**** The input
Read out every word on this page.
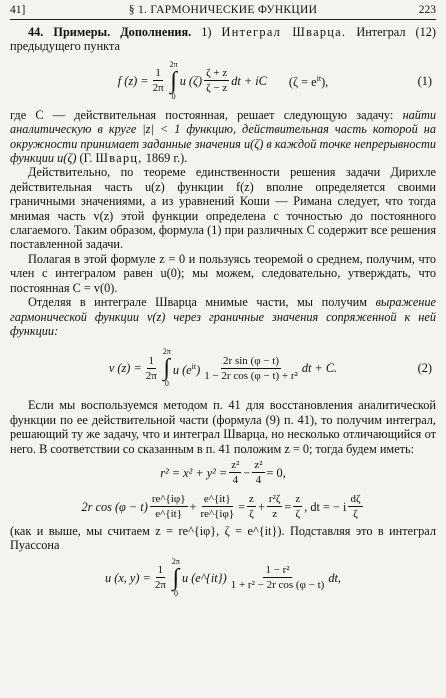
41]	§ 1. ГАРМОНИЧЕСКИЕ ФУНКЦИИ	223

44. Примеры. Дополнения. 1) Интеграл Шварца. Интеграл (12) предыдущего пункта

f $(z) = \frac{1}{2\pi}$
2π
∫
0
u $(\zeta) \frac{\zeta + z}{\zeta - z}$ dt + iC $(\zeta = e^{it})$,	(1)

где C — действительная постоянная, решает следующую задачу: найти аналитическую в круге |z| < 1 функцию, действительная часть которой на окружности принимает заданные значения u(ζ) в каждой точке непрерывности функции u(ζ) (Г. Шварц, 1869 г.).

Действительно, по теореме единственности решения задачи Дирихле действительная часть u(z) функции f(z) вполне определяется своими граничными значениями, а из уравнений Коши — Римана следует, что тогда мнимая часть v(z) этой функции определена с точностью до постоянного слагаемого. Таким образом, формула (1) при различных C содержит все решения поставленной задачи.

Полагая в этой формуле z = 0 и пользуясь теоремой о среднем, получим, что член с интегралом равен u(0); мы можем, следовательно, утверждать, что постоянная C = v(0).

Отделяя в интеграле Шварца мнимые части, мы получим выражение гармонической функции v(z) через граничные значения сопряженной к ней функции:

v $(z) = \frac{1}{2\pi}$
2π
∫
0
u $(e^{it}) \frac{\text{2r sin (φ − t)}}{\text{1 − 2r cos (φ − t) + r²}}$ dt + C.	(2)

Если мы воспользуемся методом п. 41 для восстановления аналитической функции по ее действительной части (формула (9) п. 41), то получим интеграл, решающий ту же задачу, что и интеграл Шварца, но несколько отличающийся от него. В соответствии со сказанным в п. 41 положим z = 0; тогда будем иметь:

$r^2 = x^2 + y^2 = \frac{\text{z²}}{4} - \frac{\text{z²}}{4} = 0$,
2r $\cos (\varphi - t) \frac{re\^{}\{i\varphi\}}{e\^{}\{it\}} + \frac{e\^{}\{it\}}{re\^{}\{i\varphi\}} = \frac{z}{\zeta} + \frac{\text{r²ζ}}{z} = \frac{z}{\zeta}$ , dt = − i $\frac{d\zeta}{\zeta}$

(как и выше, мы считаем z = re^{iφ}, ζ = e^{it}). Подставляя это в интеграл Пуассона

u (x, $y) = \frac{1}{2\pi}$
2π
∫
0
u (e^{it}) $\frac{\text{1 − r²}}{\text{1 + r² − 2r cos (φ − t)}}$ dt,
********
What is asked:
Transcribe the listing in full. Omit the pictures and keep every line exact.

Solution to the problem:
Read out every word on this page.
41]	§ 1. ГАРМОНИЧЕСКИЕ ФУНКЦИИ	223

44. Примеры. Дополнения. 1) Интеграл Шварца. Интеграл (12) предыдущего пункта

f $(z) = \frac{1}{2\pi}$
2π
∫
0
u $(\zeta) \frac{\zeta + z}{\zeta - z}$ dt + iC $(\zeta = e^{it})$,	(1)

где C — действительная постоянная, решает следующую задачу: найти аналитическую в круге |z| < 1 функцию, действительная часть которой на окружности принимает заданные значения u(ζ) в каждой точке непрерывности функции u(ζ) (Г. Шварц, 1869 г.).

Действительно, по теореме единственности решения задачи Дирихле действительная часть u(z) функции f(z) вполне определяется своими граничными значениями, а из уравнений Коши — Римана следует, что тогда мнимая часть v(z) этой функции определена с точностью до постоянного слагаемого. Таким образом, формула (1) при различных C содержит все решения поставленной задачи.

Полагая в этой формуле z = 0 и пользуясь теоремой о среднем, получим, что член с интегралом равен u(0); мы можем, следовательно, утверждать, что постоянная C = v(0).

Отделяя в интеграле Шварца мнимые части, мы получим выражение гармонической функции v(z) через граничные значения сопряженной к ней функции:

v $(z) = \frac{1}{2\pi}$
2π
∫
0
u $(e^{it}) \frac{\text{2r sin (φ − t)}}{\text{1 − 2r cos (φ − t) + r²}}$ dt + C.	(2)

Если мы воспользуемся методом п. 41 для восстановления аналитической функции по ее действительной части (формула (9) п. 41), то получим интеграл, решающий ту же задачу, что и интеграл Шварца, но несколько отличающийся от него. В соответствии со сказанным в п. 41 положим z = 0; тогда будем иметь:

$r^2 = x^2 + y^2 = \frac{\text{z²}}{4} - \frac{\text{z²}}{4} = 0$,
2r $\cos (\varphi - t) \frac{re\^{}\{i\varphi\}}{e\^{}\{it\}} + \frac{e\^{}\{it\}}{re\^{}\{i\varphi\}} = \frac{z}{\zeta} + \frac{\text{r²ζ}}{z} = \frac{z}{\zeta}$ , dt = − i $\frac{d\zeta}{\zeta}$

(как и выше, мы считаем z = re^{iφ}, ζ = e^{it}). Подставляя это в интеграл Пуассона

u (x, $y) = \frac{1}{2\pi}$
2π
∫
0
u (e^{it}) $\frac{\text{1 − r²}}{\text{1 + r² − 2r cos (φ − t)}}$ dt,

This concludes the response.